**Instructions for the task**
Set down the data that follows, exactly and completely.

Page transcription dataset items
◇ ◇ ◇ ◇
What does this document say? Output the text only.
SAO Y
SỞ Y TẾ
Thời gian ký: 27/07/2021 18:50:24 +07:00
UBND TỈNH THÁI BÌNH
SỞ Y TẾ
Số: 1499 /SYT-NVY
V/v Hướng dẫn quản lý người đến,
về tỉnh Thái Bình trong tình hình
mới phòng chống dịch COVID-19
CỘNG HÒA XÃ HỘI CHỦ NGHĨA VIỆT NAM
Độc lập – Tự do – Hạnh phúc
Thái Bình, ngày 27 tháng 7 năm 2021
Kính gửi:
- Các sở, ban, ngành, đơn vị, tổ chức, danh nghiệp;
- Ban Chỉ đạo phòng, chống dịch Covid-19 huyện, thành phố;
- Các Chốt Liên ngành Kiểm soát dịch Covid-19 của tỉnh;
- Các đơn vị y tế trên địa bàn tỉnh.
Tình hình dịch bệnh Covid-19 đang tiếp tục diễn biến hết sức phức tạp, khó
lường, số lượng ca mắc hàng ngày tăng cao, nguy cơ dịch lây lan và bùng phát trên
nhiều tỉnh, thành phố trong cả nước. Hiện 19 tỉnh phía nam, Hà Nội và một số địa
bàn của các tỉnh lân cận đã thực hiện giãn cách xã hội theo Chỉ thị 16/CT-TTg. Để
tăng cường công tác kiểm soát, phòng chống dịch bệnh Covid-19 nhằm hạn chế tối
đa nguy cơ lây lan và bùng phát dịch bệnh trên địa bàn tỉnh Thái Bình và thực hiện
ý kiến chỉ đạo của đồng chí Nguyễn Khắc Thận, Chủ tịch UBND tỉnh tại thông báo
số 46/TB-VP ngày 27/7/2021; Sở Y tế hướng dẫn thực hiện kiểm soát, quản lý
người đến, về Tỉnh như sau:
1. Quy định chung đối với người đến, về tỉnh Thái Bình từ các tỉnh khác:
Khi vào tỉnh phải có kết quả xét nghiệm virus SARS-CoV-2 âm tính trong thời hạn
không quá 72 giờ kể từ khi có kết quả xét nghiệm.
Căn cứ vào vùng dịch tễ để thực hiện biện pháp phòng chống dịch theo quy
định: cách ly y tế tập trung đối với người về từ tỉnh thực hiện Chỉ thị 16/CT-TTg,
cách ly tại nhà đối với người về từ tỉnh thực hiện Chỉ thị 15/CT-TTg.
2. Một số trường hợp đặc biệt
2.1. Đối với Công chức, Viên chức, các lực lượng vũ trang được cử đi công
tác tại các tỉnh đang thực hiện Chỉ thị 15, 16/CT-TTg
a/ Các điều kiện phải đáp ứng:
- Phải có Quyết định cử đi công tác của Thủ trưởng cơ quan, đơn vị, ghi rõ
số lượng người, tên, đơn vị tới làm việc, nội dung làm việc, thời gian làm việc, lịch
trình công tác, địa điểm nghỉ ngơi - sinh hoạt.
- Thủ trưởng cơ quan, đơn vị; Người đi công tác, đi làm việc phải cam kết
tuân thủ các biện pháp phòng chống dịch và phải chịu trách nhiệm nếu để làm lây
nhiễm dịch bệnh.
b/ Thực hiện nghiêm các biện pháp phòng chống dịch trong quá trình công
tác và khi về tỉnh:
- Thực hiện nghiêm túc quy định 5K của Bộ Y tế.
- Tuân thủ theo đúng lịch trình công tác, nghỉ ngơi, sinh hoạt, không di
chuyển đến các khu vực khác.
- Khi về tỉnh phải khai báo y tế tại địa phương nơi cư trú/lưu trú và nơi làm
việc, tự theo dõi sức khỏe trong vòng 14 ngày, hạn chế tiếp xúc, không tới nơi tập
◇ ◇ ◇ ◇
**Worked solution**
What does this document say? Output the text only.
SAO Y
SỞ Y TẾ
Thời gian ký: 27/07/2021 18:50:24 +07:00
UBND TỈNH THÁI BÌNH
SỞ Y TẾ
Số: 1499 /SYT-NVY
V/v Hướng dẫn quản lý người đến,
về tỉnh Thái Bình trong tình hình
mới phòng chống dịch COVID-19
CỘNG HÒA XÃ HỘI CHỦ NGHĨA VIỆT NAM
Độc lập – Tự do – Hạnh phúc
Thái Bình, ngày 27 tháng 7 năm 2021
Kính gửi:
- Các sở, ban, ngành, đơn vị, tổ chức, danh nghiệp;
- Ban Chỉ đạo phòng, chống dịch Covid-19 huyện, thành phố;
- Các Chốt Liên ngành Kiểm soát dịch Covid-19 của tỉnh;
- Các đơn vị y tế trên địa bàn tỉnh.
Tình hình dịch bệnh Covid-19 đang tiếp tục diễn biến hết sức phức tạp, khó
lường, số lượng ca mắc hàng ngày tăng cao, nguy cơ dịch lây lan và bùng phát trên
nhiều tỉnh, thành phố trong cả nước. Hiện 19 tỉnh phía nam, Hà Nội và một số địa
bàn của các tỉnh lân cận đã thực hiện giãn cách xã hội theo Chỉ thị 16/CT-TTg. Để
tăng cường công tác kiểm soát, phòng chống dịch bệnh Covid-19 nhằm hạn chế tối
đa nguy cơ lây lan và bùng phát dịch bệnh trên địa bàn tỉnh Thái Bình và thực hiện
ý kiến chỉ đạo của đồng chí Nguyễn Khắc Thận, Chủ tịch UBND tỉnh tại thông báo
số 46/TB-VP ngày 27/7/2021; Sở Y tế hướng dẫn thực hiện kiểm soát, quản lý
người đến, về Tỉnh như sau:
1. Quy định chung đối với người đến, về tỉnh Thái Bình từ các tỉnh khác:
Khi vào tỉnh phải có kết quả xét nghiệm virus SARS-CoV-2 âm tính trong thời hạn
không quá 72 giờ kể từ khi có kết quả xét nghiệm.
Căn cứ vào vùng dịch tễ để thực hiện biện pháp phòng chống dịch theo quy
định: cách ly y tế tập trung đối với người về từ tỉnh thực hiện Chỉ thị 16/CT-TTg,
cách ly tại nhà đối với người về từ tỉnh thực hiện Chỉ thị 15/CT-TTg.
2. Một số trường hợp đặc biệt
2.1. Đối với Công chức, Viên chức, các lực lượng vũ trang được cử đi công
tác tại các tỉnh đang thực hiện Chỉ thị 15, 16/CT-TTg
a/ Các điều kiện phải đáp ứng:
- Phải có Quyết định cử đi công tác của Thủ trưởng cơ quan, đơn vị, ghi rõ
số lượng người, tên, đơn vị tới làm việc, nội dung làm việc, thời gian làm việc, lịch
trình công tác, địa điểm nghỉ ngơi - sinh hoạt.
- Thủ trưởng cơ quan, đơn vị; Người đi công tác, đi làm việc phải cam kết
tuân thủ các biện pháp phòng chống dịch và phải chịu trách nhiệm nếu để làm lây
nhiễm dịch bệnh.
b/ Thực hiện nghiêm các biện pháp phòng chống dịch trong quá trình công
tác và khi về tỉnh:
- Thực hiện nghiêm túc quy định 5K của Bộ Y tế.
- Tuân thủ theo đúng lịch trình công tác, nghỉ ngơi, sinh hoạt, không di
chuyển đến các khu vực khác.
- Khi về tỉnh phải khai báo y tế tại địa phương nơi cư trú/lưu trú và nơi làm
việc, tự theo dõi sức khỏe trong vòng 14 ngày, hạn chế tiếp xúc, không tới nơi tập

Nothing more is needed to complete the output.